• **Task to complete**:
Begin the copy at the line containing "Type out the text in this image." and end it at the final line of the material below, reproducing each line exactly, without images.
BEGIN Given records
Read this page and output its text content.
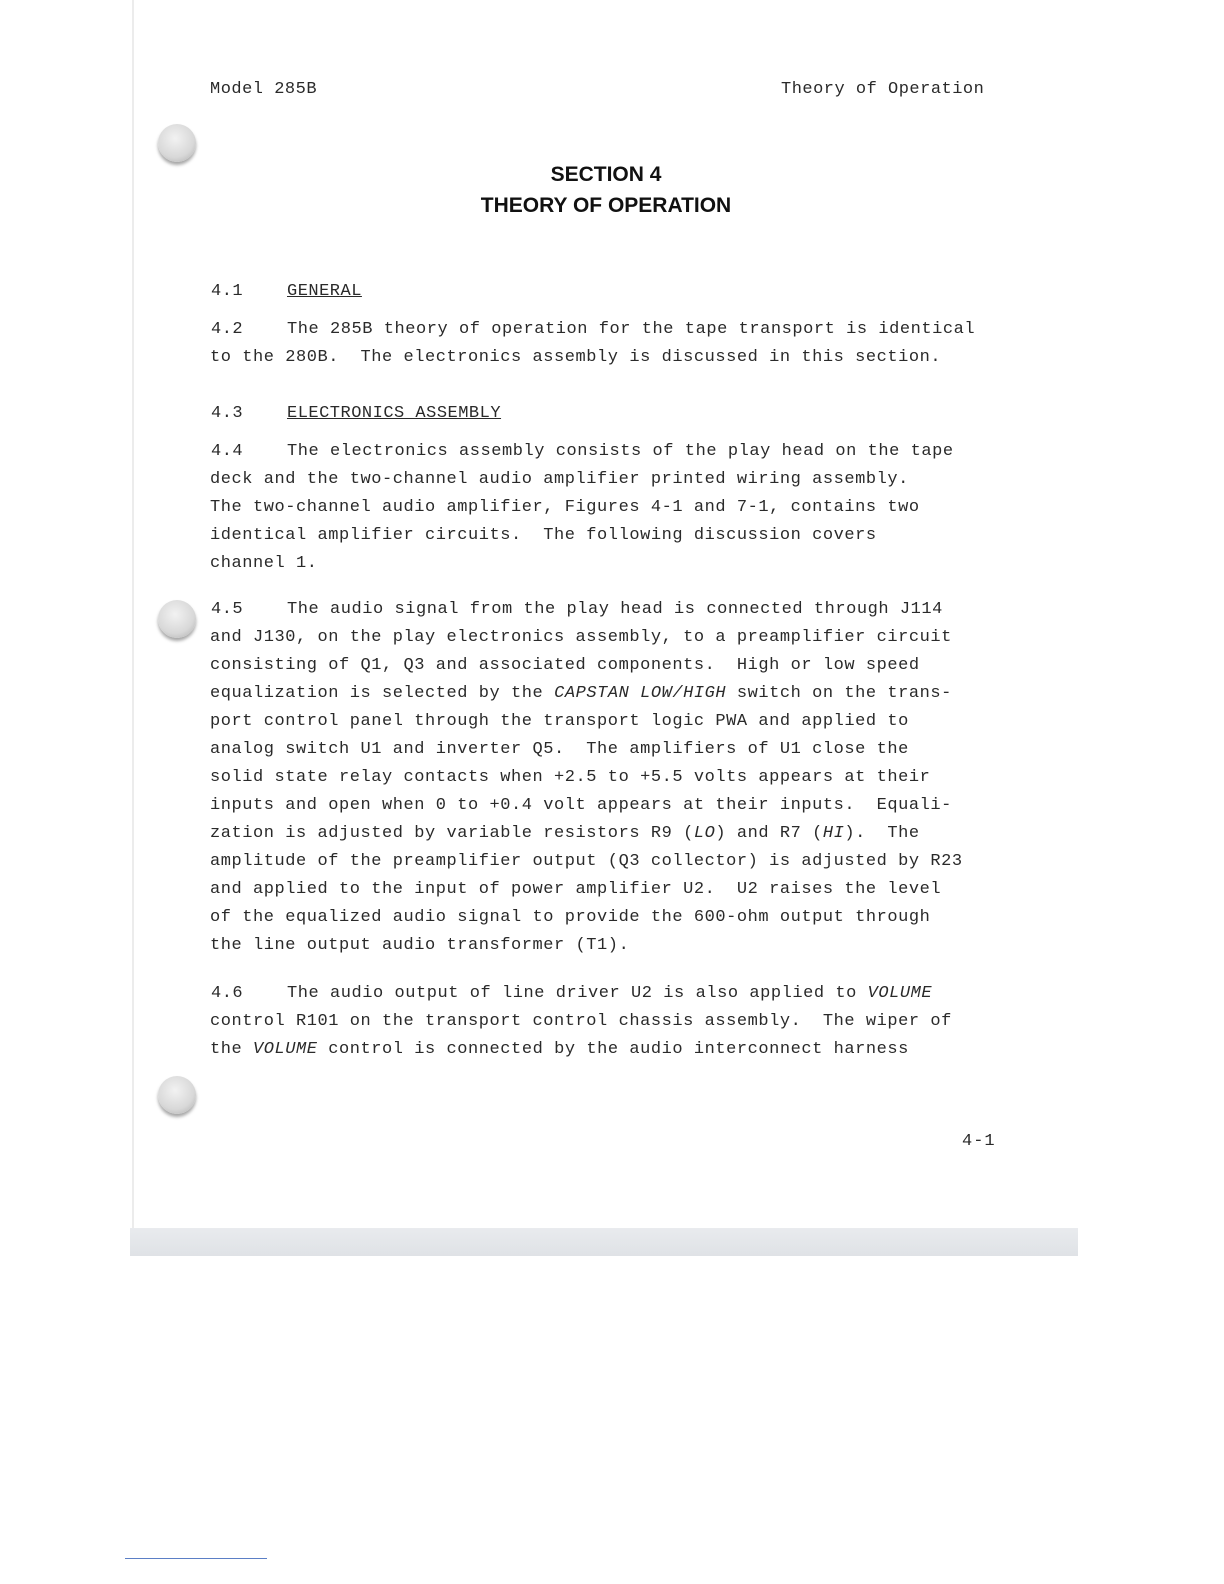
Model 285B	Theory of Operation
SECTION 4
THEORY OF OPERATION
4.1	GENERAL
4.2	The 285B theory of operation for the tape transport is identical
to the 280B.  The electronics assembly is discussed in this section.
4.3	ELECTRONICS ASSEMBLY
4.4	The electronics assembly consists of the play head on the tape
deck and the two-channel audio amplifier printed wiring assembly.
The two-channel audio amplifier, Figures 4-1 and 7-1, contains two
identical amplifier circuits.  The following discussion covers
channel 1.
4.5	The audio signal from the play head is connected through J114
and J130, on the play electronics assembly, to a preamplifier circuit
consisting of Q1, Q3 and associated components.  High or low speed
equalization is selected by the CAPSTAN LOW/HIGH switch on the trans-
port control panel through the transport logic PWA and applied to
analog switch U1 and inverter Q5.  The amplifiers of U1 close the
solid state relay contacts when +2.5 to +5.5 volts appears at their
inputs and open when 0 to +0.4 volt appears at their inputs.  Equali-
zation is adjusted by variable resistors R9 (LO) and R7 (HI).  The
amplitude of the preamplifier output (Q3 collector) is adjusted by R23
and applied to the input of power amplifier U2.  U2 raises the level
of the equalized audio signal to provide the 600-ohm output through
the line output audio transformer (T1).
4.6	The audio output of line driver U2 is also applied to VOLUME
control R101 on the transport control chassis assembly.  The wiper of
the VOLUME control is connected by the audio interconnect harness
4-1
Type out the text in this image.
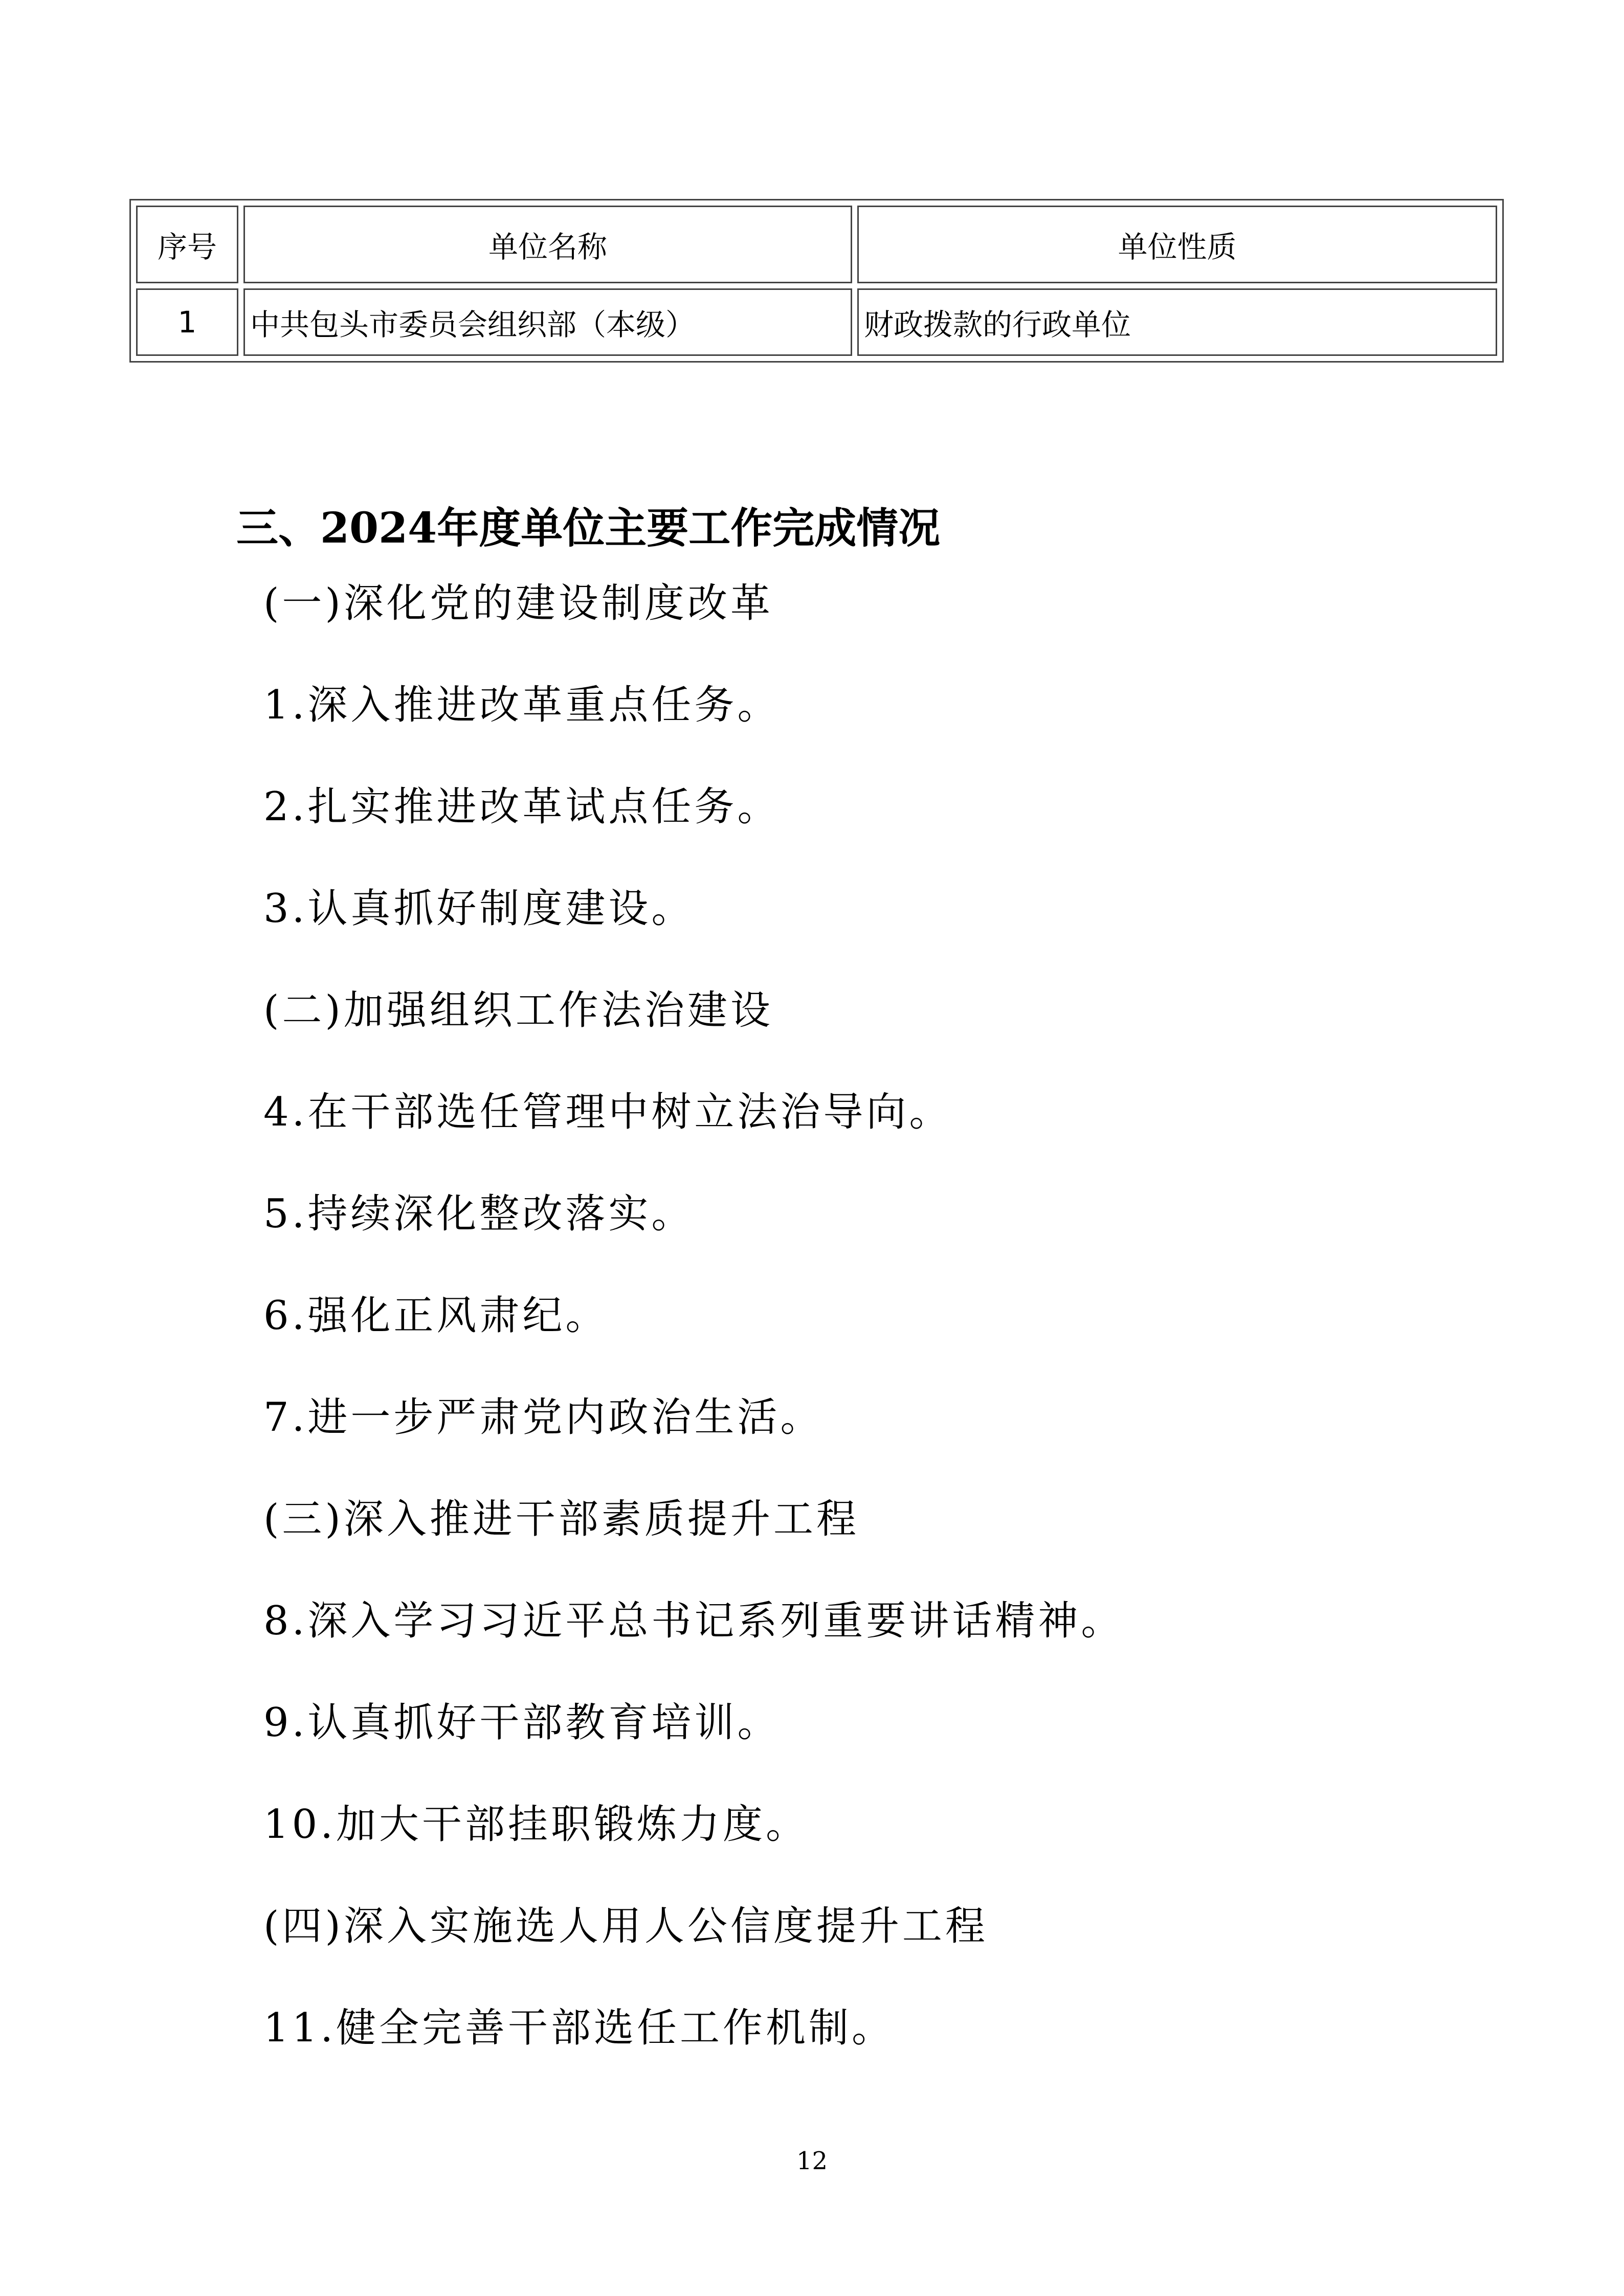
序号	单位名称	单位性质
1	中共包头市委员会组织部（本级）	财政拨款的行政单位
三、2024年度单位主要工作完成情况
(一)深化党的建设制度改革
1.深入推进改革重点任务。
2.扎实推进改革试点任务。
3.认真抓好制度建设。
(二)加强组织工作法治建设
4.在干部选任管理中树立法治导向。
5.持续深化整改落实。
6.强化正风肃纪。
7.进一步严肃党内政治生活。
(三)深入推进干部素质提升工程
8.深入学习习近平总书记系列重要讲话精神。
9.认真抓好干部教育培训。
10.加大干部挂职锻炼力度。
(四)深入实施选人用人公信度提升工程
11.健全完善干部选任工作机制。
12
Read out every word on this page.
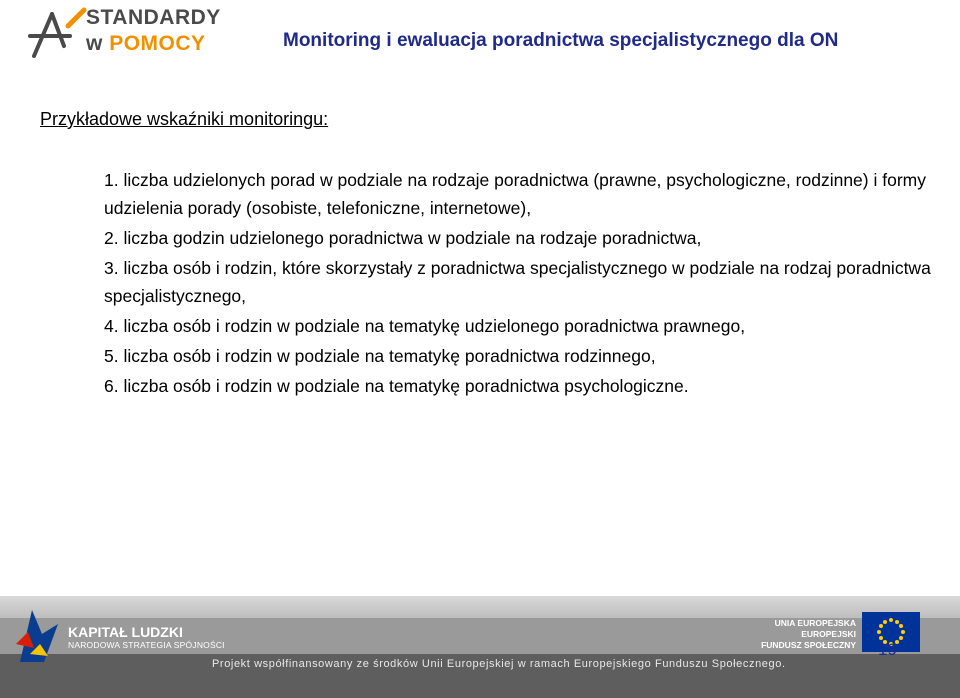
STANDARDY
w POMOCY	Monitoring i ewaluacja poradnictwa specjalistycznego dla ON
Przykładowe wskaźniki monitoringu:
1. liczba udzielonych porad w podziale na rodzaje poradnictwa (prawne, psychologiczne, rodzinne) i formy udzielenia porady (osobiste, telefoniczne, internetowe),
2. liczba godzin udzielonego poradnictwa w podziale na rodzaje poradnictwa,
3. liczba osób i rodzin, które skorzystały z poradnictwa specjalistycznego w podziale na rodzaj poradnictwa specjalistycznego,
4. liczba osób i rodzin w podziale na tematykę udzielonego poradnictwa prawnego,
5. liczba osób i rodzin w podziale na tematykę poradnictwa rodzinnego,
6. liczba osób i rodzin w podziale na tematykę poradnictwa psychologiczne.
KAPITAŁ LUDZKI
NARODOWA STRATEGIA SPÓJNOŚCI
UNIA EUROPEJSKA
EUROPEJSKI
FUNDUSZ SPOŁECZNY
Projekt współfinansowany ze środków Unii Europejskiej w ramach Europejskiego Funduszu Społecznego.
19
END Given records
• **Output for this task**:
Type out the text in this image.
序号	单位名称	单位性质
1	中共包头市委员会组织部（本级）	财政拨款的行政单位
三、2024年度单位主要工作完成情况
(一)深化党的建设制度改革
1.深入推进改革重点任务。
2.扎实推进改革试点任务。
3.认真抓好制度建设。
(二)加强组织工作法治建设
4.在干部选任管理中树立法治导向。
5.持续深化整改落实。
6.强化正风肃纪。
7.进一步严肃党内政治生活。
(三)深入推进干部素质提升工程
8.深入学习习近平总书记系列重要讲话精神。
9.认真抓好干部教育培训。
10.加大干部挂职锻炼力度。
(四)深入实施选人用人公信度提升工程
11.健全完善干部选任工作机制。
12
Read out every word on this page.
STANDARDY
w POMOCY	Monitoring i ewaluacja poradnictwa specjalistycznego dla ON
Przykładowe wskaźniki monitoringu:
1. liczba udzielonych porad w podziale na rodzaje poradnictwa (prawne, psychologiczne, rodzinne) i formy udzielenia porady (osobiste, telefoniczne, internetowe),
2. liczba godzin udzielonego poradnictwa w podziale na rodzaje poradnictwa,
3. liczba osób i rodzin, które skorzystały z poradnictwa specjalistycznego w podziale na rodzaj poradnictwa specjalistycznego,
4. liczba osób i rodzin w podziale na tematykę udzielonego poradnictwa prawnego,
5. liczba osób i rodzin w podziale na tematykę poradnictwa rodzinnego,
6. liczba osób i rodzin w podziale na tematykę poradnictwa psychologiczne.
KAPITAŁ LUDZKI
NARODOWA STRATEGIA SPÓJNOŚCI
UNIA EUROPEJSKA
EUROPEJSKI
FUNDUSZ SPOŁECZNY
Projekt współfinansowany ze środków Unii Europejskiej w ramach Europejskiego Funduszu Społecznego.
19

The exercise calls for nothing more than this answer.